Retype each line of the material exactly, please, skipping any picture in it.

⟨

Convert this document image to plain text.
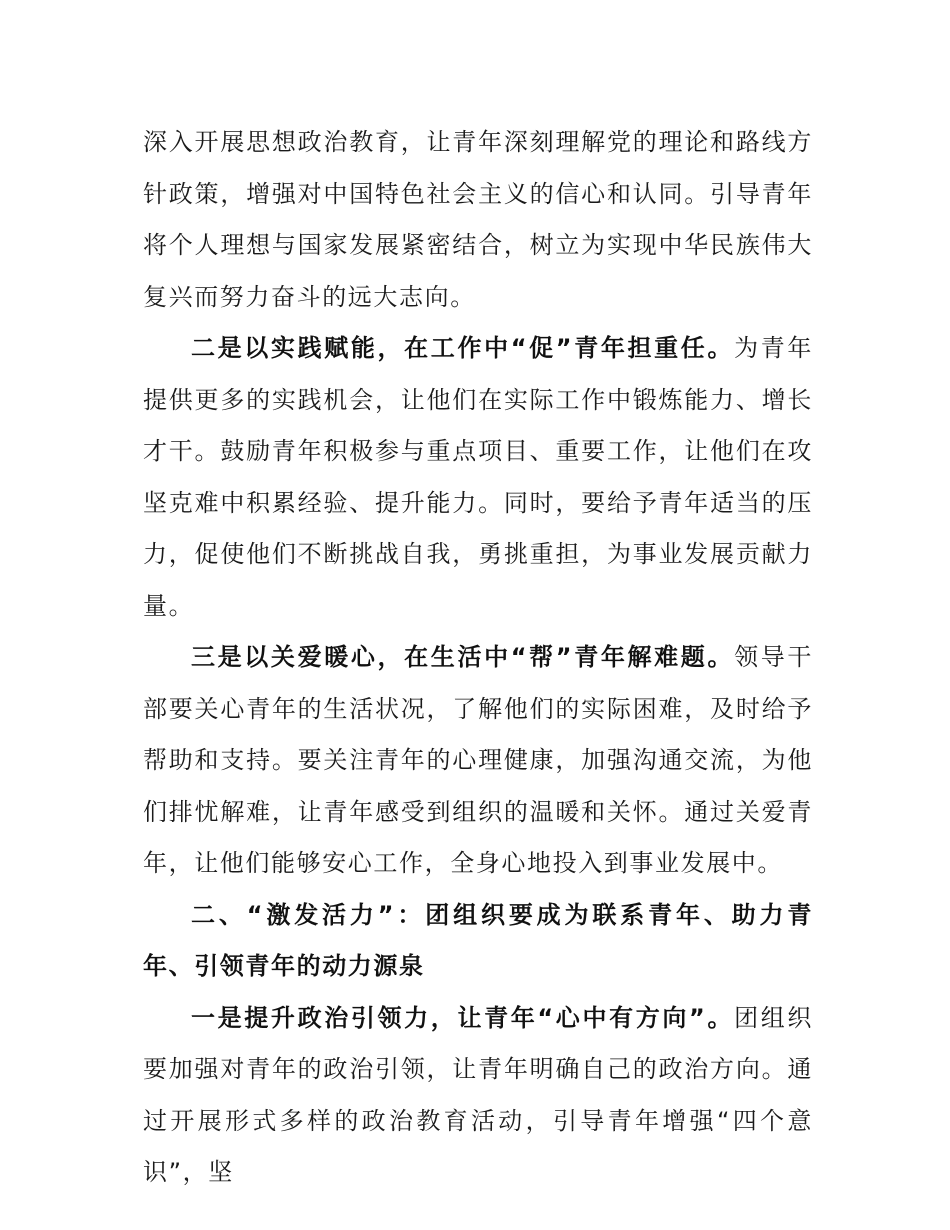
深入开展思想政治教育，让青年深刻理解党的理论和路线方针政策，增强对中国特色社会主义的信心和认同。引导青年将个人理想与国家发展紧密结合，树立为实现中华民族伟大复兴而努力奋斗的远大志向。

二是以实践赋能，在工作中“促”青年担重任。为青年提供更多的实践机会，让他们在实际工作中锻炼能力、增长才干。鼓励青年积极参与重点项目、重要工作，让他们在攻坚克难中积累经验、提升能力。同时，要给予青年适当的压力，促使他们不断挑战自我，勇挑重担，为事业发展贡献力量。

三是以关爱暖心，在生活中“帮”青年解难题。领导干部要关心青年的生活状况，了解他们的实际困难，及时给予帮助和支持。要关注青年的心理健康，加强沟通交流，为他们排忧解难，让青年感受到组织的温暖和关怀。通过关爱青年，让他们能够安心工作，全身心地投入到事业发展中。

二、“激发活力”：团组织要成为联系青年、助力青年、引领青年的动力源泉

一是提升政治引领力，让青年“心中有方向”。团组织要加强对青年的政治引领，让青年明确自己的政治方向。通过开展形式多样的政治教育活动，引导青年增强“四个意识”，坚
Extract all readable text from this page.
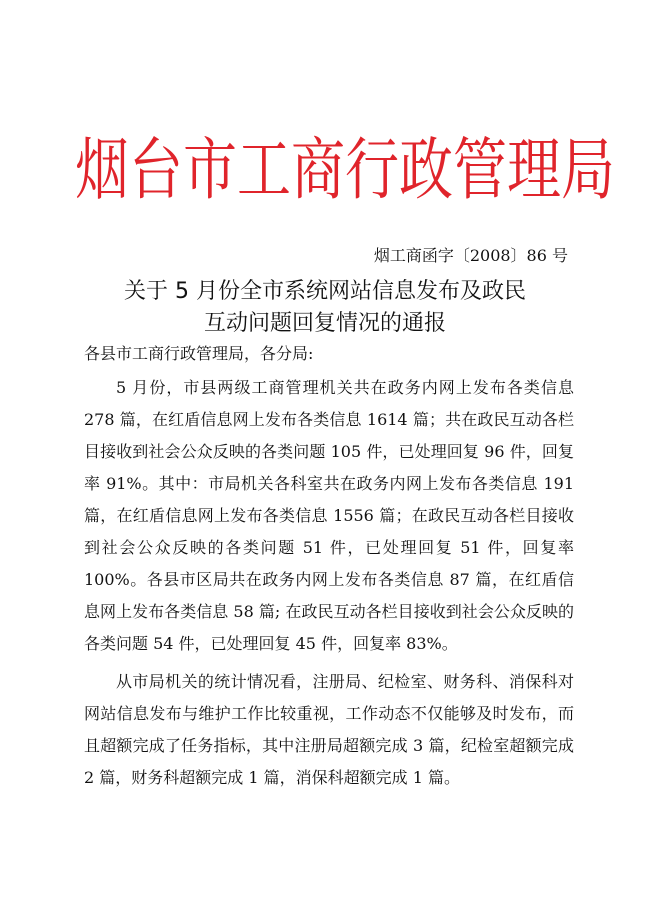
烟台市工商行政管理局
烟工商函字〔2008〕86 号
关于 5 月份全市系统网站信息发布及政民
互动问题回复情况的通报
各县市工商行政管理局，各分局:

5 月份，市县两级工商管理机关共在政务内网上发布各类信息 278 篇，在红盾信息网上发布各类信息 1614 篇；共在政民互动各栏目接收到社会公众反映的各类问题 105 件，已处理回复 96 件，回复率 91%。其中：市局机关各科室共在政务内网上发布各类信息 191 篇，在红盾信息网上发布各类信息 1556 篇；在政民互动各栏目接收到社会公众反映的各类问题 51 件，已处理回复 51 件，回复率 100%。各县市区局共在政务内网上发布各类信息 87 篇，在红盾信息网上发布各类信息 58 篇; 在政民互动各栏目接收到社会公众反映的各类问题 54 件，已处理回复 45 件，回复率 83%。

从市局机关的统计情况看，注册局、纪检室、财务科、消保科对网站信息发布与维护工作比较重视，工作动态不仅能够及时发布，而且超额完成了任务指标，其中注册局超额完成 3 篇，纪检室超额完成 2 篇，财务科超额完成 1 篇，消保科超额完成 1 篇。
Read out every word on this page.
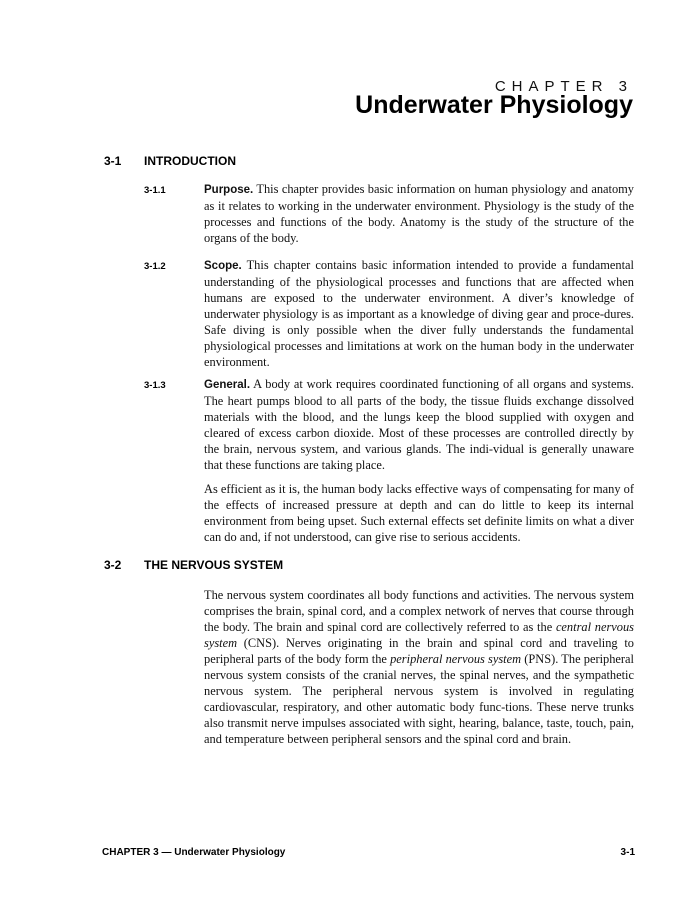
CHAPTER 3
Underwater Physiology
3-1 INTRODUCTION
3-1.1	Purpose. This chapter provides basic information on human physiology and anatomy as it relates to working in the underwater environment. Physiology is the study of the processes and functions of the body. Anatomy is the study of the structure of the organs of the body.

3-1.2	Scope. This chapter contains basic information intended to provide a fundamental understanding of the physiological processes and functions that are affected when humans are exposed to the underwater environment. A diver’s knowledge of underwater physiology is as important as a knowledge of diving gear and proce-dures. Safe diving is only possible when the diver fully understands the fundamental physiological processes and limitations at work on the human body in the underwater environment.

3-1.3	General. A body at work requires coordinated functioning of all organs and systems. The heart pumps blood to all parts of the body, the tissue fluids exchange dissolved materials with the blood, and the lungs keep the blood supplied with oxygen and cleared of excess carbon dioxide. Most of these processes are controlled directly by the brain, nervous system, and various glands. The indi-vidual is generally unaware that these functions are taking place.

As efficient as it is, the human body lacks effective ways of compensating for many of the effects of increased pressure at depth and can do little to keep its internal environment from being upset. Such external effects set definite limits on what a diver can do and, if not understood, can give rise to serious accidents.

3-2 THE NERVOUS SYSTEM

The nervous system coordinates all body functions and activities. The nervous system comprises the brain, spinal cord, and a complex network of nerves that course through the body. The brain and spinal cord are collectively referred to as the central nervous system (CNS). Nerves originating in the brain and spinal cord and traveling to peripheral parts of the body form the peripheral nervous system (PNS). The peripheral nervous system consists of the cranial nerves, the spinal nerves, and the sympathetic nervous system. The peripheral nervous system is involved in regulating cardiovascular, respiratory, and other automatic body func-tions. These nerve trunks also transmit nerve impulses associated with sight, hearing, balance, taste, touch, pain, and temperature between peripheral sensors and the spinal cord and brain.

CHAPTER 3 — Underwater Physiology	3-1
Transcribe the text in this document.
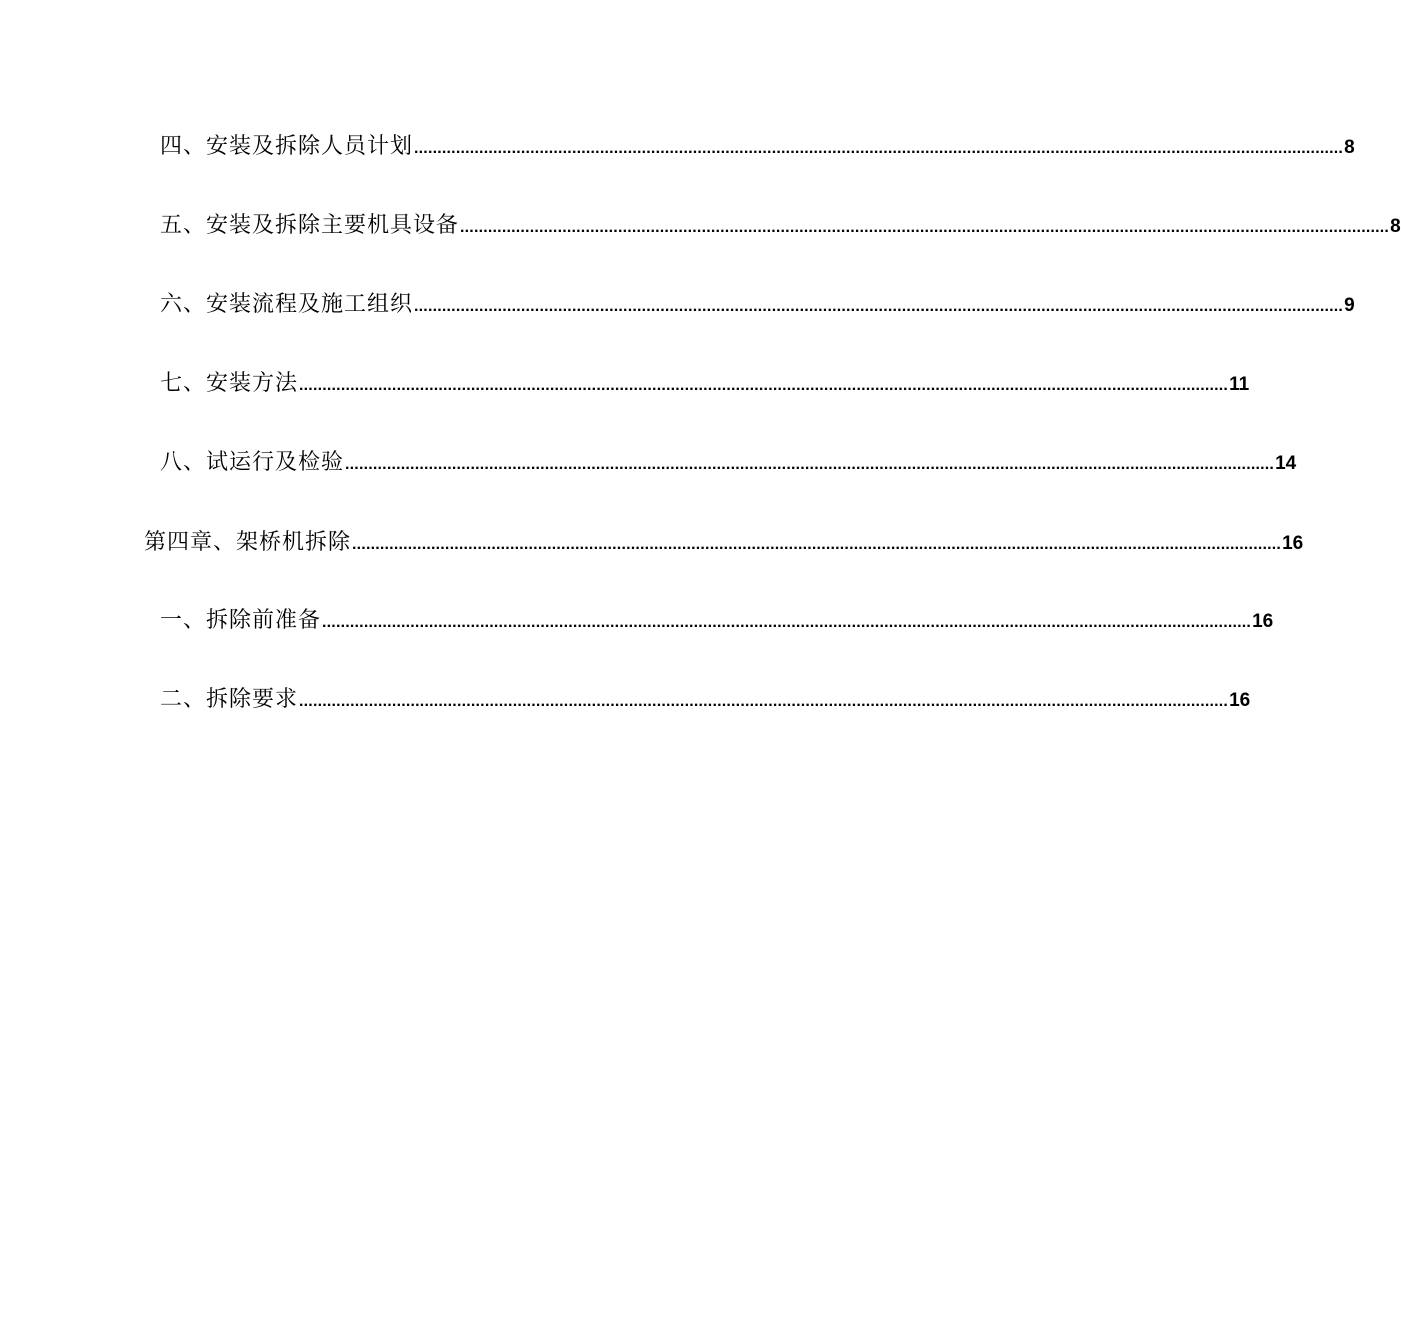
四、安装及拆除人员计划 ........................................................................................................................................................................................................ 8
五、安装及拆除主要机具设备 ........................................................................................................................................................................................................ 8
六、安装流程及施工组织 ........................................................................................................................................................................................................ 9
七、安装方法 ........................................................................................................................................................................................................ 11
八、试运行及检验 ........................................................................................................................................................................................................ 14
第四章、架桥机拆除 ........................................................................................................................................................................................................ 16
一、拆除前准备 ........................................................................................................................................................................................................ 16
二、拆除要求 ........................................................................................................................................................................................................ 16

⟩

* _The output_
Convert this document image to plain text.
深入开展思想政治教育，让青年深刻理解党的理论和路线方针政策，增强对中国特色社会主义的信心和认同。引导青年将个人理想与国家发展紧密结合，树立为实现中华民族伟大复兴而努力奋斗的远大志向。

二是以实践赋能，在工作中“促”青年担重任。为青年提供更多的实践机会，让他们在实际工作中锻炼能力、增长才干。鼓励青年积极参与重点项目、重要工作，让他们在攻坚克难中积累经验、提升能力。同时，要给予青年适当的压力，促使他们不断挑战自我，勇挑重担，为事业发展贡献力量。

三是以关爱暖心，在生活中“帮”青年解难题。领导干部要关心青年的生活状况，了解他们的实际困难，及时给予帮助和支持。要关注青年的心理健康，加强沟通交流，为他们排忧解难，让青年感受到组织的温暖和关怀。通过关爱青年，让他们能够安心工作，全身心地投入到事业发展中。

二、“激发活力”：团组织要成为联系青年、助力青年、引领青年的动力源泉

一是提升政治引领力，让青年“心中有方向”。团组织要加强对青年的政治引领，让青年明确自己的政治方向。通过开展形式多样的政治教育活动，引导青年增强“四个意识”，坚
Extract all readable text from this page.
烟台市工商行政管理局
烟工商函字〔2008〕86 号
关于 5 月份全市系统网站信息发布及政民
互动问题回复情况的通报
各县市工商行政管理局，各分局:

5 月份，市县两级工商管理机关共在政务内网上发布各类信息 278 篇，在红盾信息网上发布各类信息 1614 篇；共在政民互动各栏目接收到社会公众反映的各类问题 105 件，已处理回复 96 件，回复率 91%。其中：市局机关各科室共在政务内网上发布各类信息 191 篇，在红盾信息网上发布各类信息 1556 篇；在政民互动各栏目接收到社会公众反映的各类问题 51 件，已处理回复 51 件，回复率 100%。各县市区局共在政务内网上发布各类信息 87 篇，在红盾信息网上发布各类信息 58 篇; 在政民互动各栏目接收到社会公众反映的各类问题 54 件，已处理回复 45 件，回复率 83%。

从市局机关的统计情况看，注册局、纪检室、财务科、消保科对网站信息发布与维护工作比较重视，工作动态不仅能够及时发布，而且超额完成了任务指标，其中注册局超额完成 3 篇，纪检室超额完成 2 篇，财务科超额完成 1 篇，消保科超额完成 1 篇。
Read out every word on this page.
CHAPTER 3
Underwater Physiology
3-1 INTRODUCTION
3-1.1	Purpose. This chapter provides basic information on human physiology and anatomy as it relates to working in the underwater environment. Physiology is the study of the processes and functions of the body. Anatomy is the study of the structure of the organs of the body.

3-1.2	Scope. This chapter contains basic information intended to provide a fundamental understanding of the physiological processes and functions that are affected when humans are exposed to the underwater environment. A diver’s knowledge of underwater physiology is as important as a knowledge of diving gear and proce-dures. Safe diving is only possible when the diver fully understands the fundamental physiological processes and limitations at work on the human body in the underwater environment.

3-1.3	General. A body at work requires coordinated functioning of all organs and systems. The heart pumps blood to all parts of the body, the tissue fluids exchange dissolved materials with the blood, and the lungs keep the blood supplied with oxygen and cleared of excess carbon dioxide. Most of these processes are controlled directly by the brain, nervous system, and various glands. The indi-vidual is generally unaware that these functions are taking place.

As efficient as it is, the human body lacks effective ways of compensating for many of the effects of increased pressure at depth and can do little to keep its internal environment from being upset. Such external effects set definite limits on what a diver can do and, if not understood, can give rise to serious accidents.

3-2 THE NERVOUS SYSTEM

The nervous system coordinates all body functions and activities. The nervous system comprises the brain, spinal cord, and a complex network of nerves that course through the body. The brain and spinal cord are collectively referred to as the central nervous system (CNS). Nerves originating in the brain and spinal cord and traveling to peripheral parts of the body form the peripheral nervous system (PNS). The peripheral nervous system consists of the cranial nerves, the spinal nerves, and the sympathetic nervous system. The peripheral nervous system is involved in regulating cardiovascular, respiratory, and other automatic body func-tions. These nerve trunks also transmit nerve impulses associated with sight, hearing, balance, taste, touch, pain, and temperature between peripheral sensors and the spinal cord and brain.

CHAPTER 3 — Underwater Physiology	3-1
Transcribe the text in this document.
四、安装及拆除人员计划 ........................................................................................................................................................................................................ 8
五、安装及拆除主要机具设备 ........................................................................................................................................................................................................ 8
六、安装流程及施工组织 ........................................................................................................................................................................................................ 9
七、安装方法 ........................................................................................................................................................................................................ 11
八、试运行及检验 ........................................................................................................................................................................................................ 14
第四章、架桥机拆除 ........................................................................................................................................................................................................ 16
一、拆除前准备 ........................................................................................................................................................................................................ 16
二、拆除要求 ........................................................................................................................................................................................................ 16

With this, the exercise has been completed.